Given exercise: Gather up the lines that contain "krajinu".

— BEGIN —

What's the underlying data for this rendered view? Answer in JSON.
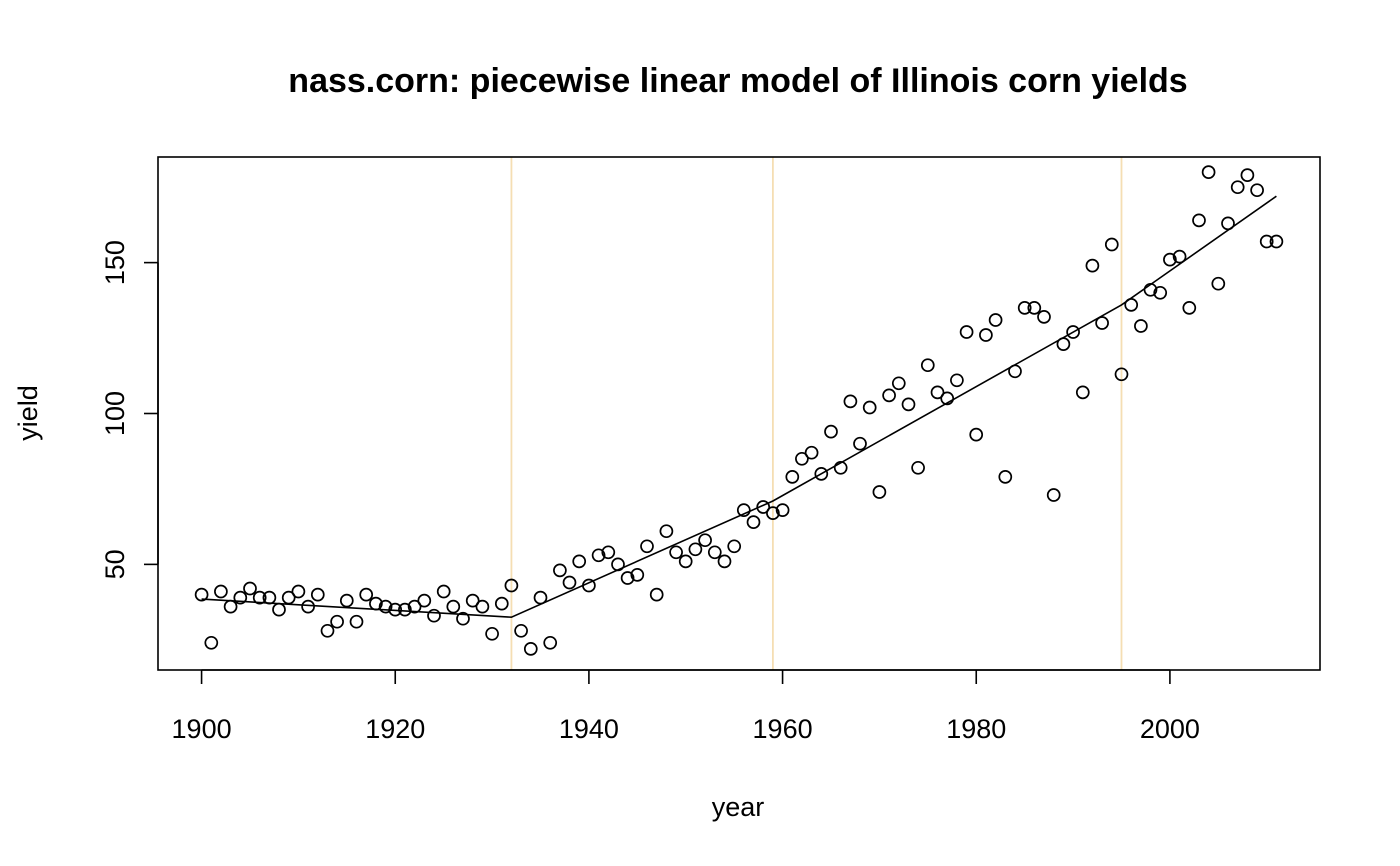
{
  "chart_data": {
    "type": "scatter",
    "title": "nass.corn: piecewise linear model of Illinois corn yields",
    "xlabel": "year",
    "ylabel": "yield",
    "xlim": [
      1895.5,
      2015.5
    ],
    "ylim": [
      15,
      185
    ],
    "xticks": [
      1900,
      1920,
      1940,
      1960,
      1980,
      2000
    ],
    "yticks": [
      50,
      100,
      150
    ],
    "grid": false,
    "breakpoints": [
      1932,
      1959,
      1995
    ],
    "breakpoint_color": "#f5deb3",
    "x": [
      1900,
      1901,
      1902,
      1903,
      1904,
      1905,
      1906,
      1907,
      1908,
      1909,
      1910,
      1911,
      1912,
      1913,
      1914,
      1915,
      1916,
      1917,
      1918,
      1919,
      1920,
      1921,
      1922,
      1923,
      1924,
      1925,
      1926,
      1927,
      1928,
      1929,
      1930,
      1931,
      1932,
      1933,
      1934,
      1935,
      1936,
      1937,
      1938,
      1939,
      1940,
      1941,
      1942,
      1943,
      1944,
      1945,
      1946,
      1947,
      1948,
      1949,
      1950,
      1951,
      1952,
      1953,
      1954,
      1955,
      1956,
      1957,
      1958,
      1959,
      1960,
      1961,
      1962,
      1963,
      1964,
      1965,
      1966,
      1967,
      1968,
      1969,
      1970,
      1971,
      1972,
      1973,
      1974,
      1975,
      1976,
      1977,
      1978,
      1979,
      1980,
      1981,
      1982,
      1983,
      1984,
      1985,
      1986,
      1987,
      1988,
      1989,
      1990,
      1991,
      1992,
      1993,
      1994,
      1995,
      1996,
      1997,
      1998,
      1999,
      2000,
      2001,
      2002,
      2003,
      2004,
      2005,
      2006,
      2007,
      2008,
      2009,
      2010,
      2011
    ],
    "y": [
      40,
      24,
      41,
      36,
      39,
      42,
      39,
      39,
      35,
      39,
      41,
      36,
      40,
      28,
      31,
      38,
      31,
      40,
      37,
      36,
      35,
      35,
      36,
      38,
      33,
      41,
      36,
      32,
      38,
      36,
      27,
      37,
      43,
      28,
      22,
      39,
      24,
      48,
      44,
      51,
      43,
      53,
      54,
      50,
      45.5,
      46.5,
      56,
      40,
      61,
      54,
      51,
      55,
      58,
      54,
      51,
      56,
      68,
      64,
      69,
      67,
      68,
      79,
      85,
      87,
      80,
      94,
      82,
      104,
      90,
      102,
      74,
      106,
      110,
      103,
      82,
      116,
      107,
      105,
      111,
      127,
      93,
      126,
      131,
      79,
      114,
      135,
      135,
      132,
      73,
      123,
      127,
      107,
      149,
      130,
      156,
      113,
      136,
      129,
      141,
      140,
      151,
      152,
      135,
      164,
      180,
      143,
      163,
      175,
      179,
      174,
      157,
      157
    ],
    "fit_line": {
      "x": [
        1900,
        1932,
        1959,
        1995,
        2011
      ],
      "y": [
        38.5,
        32.5,
        71,
        136,
        172
      ]
    }
  }
}
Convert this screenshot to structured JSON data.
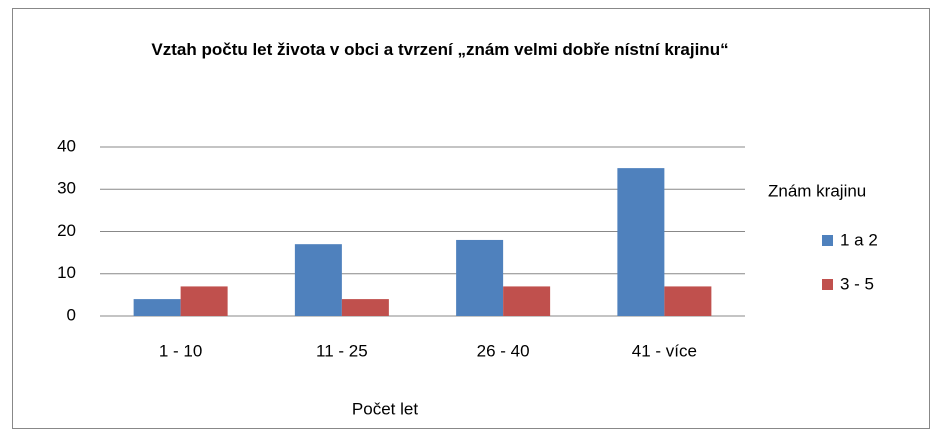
{
  "chart_data": {
    "type": "bar",
    "title": "Vztah  počtu let života v obci a tvrzení „znám velmi dobře nístní krajinu“",
    "categories": [
      "1 - 10",
      "11 - 25",
      "26 - 40",
      "41 - více"
    ],
    "series": [
      {
        "name": "1 a 2",
        "color": "#4f81bd",
        "values": [
          4,
          17,
          18,
          35
        ]
      },
      {
        "name": "3 - 5",
        "color": "#c0504d",
        "values": [
          7,
          4,
          7,
          7
        ]
      }
    ],
    "legend_title": "Znám krajinu",
    "xlabel": "Počet let",
    "ylim": [
      0,
      40
    ],
    "yticks": [
      0,
      10,
      20,
      30,
      40
    ],
    "grid": true,
    "legend": "right"
  }
}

— END —

Exercise result:
    "title": "Vztah  počtu let života v obci a tvrzení „znám velmi dobře nístní krajinu“",
    "legend_title": "Znám krajinu",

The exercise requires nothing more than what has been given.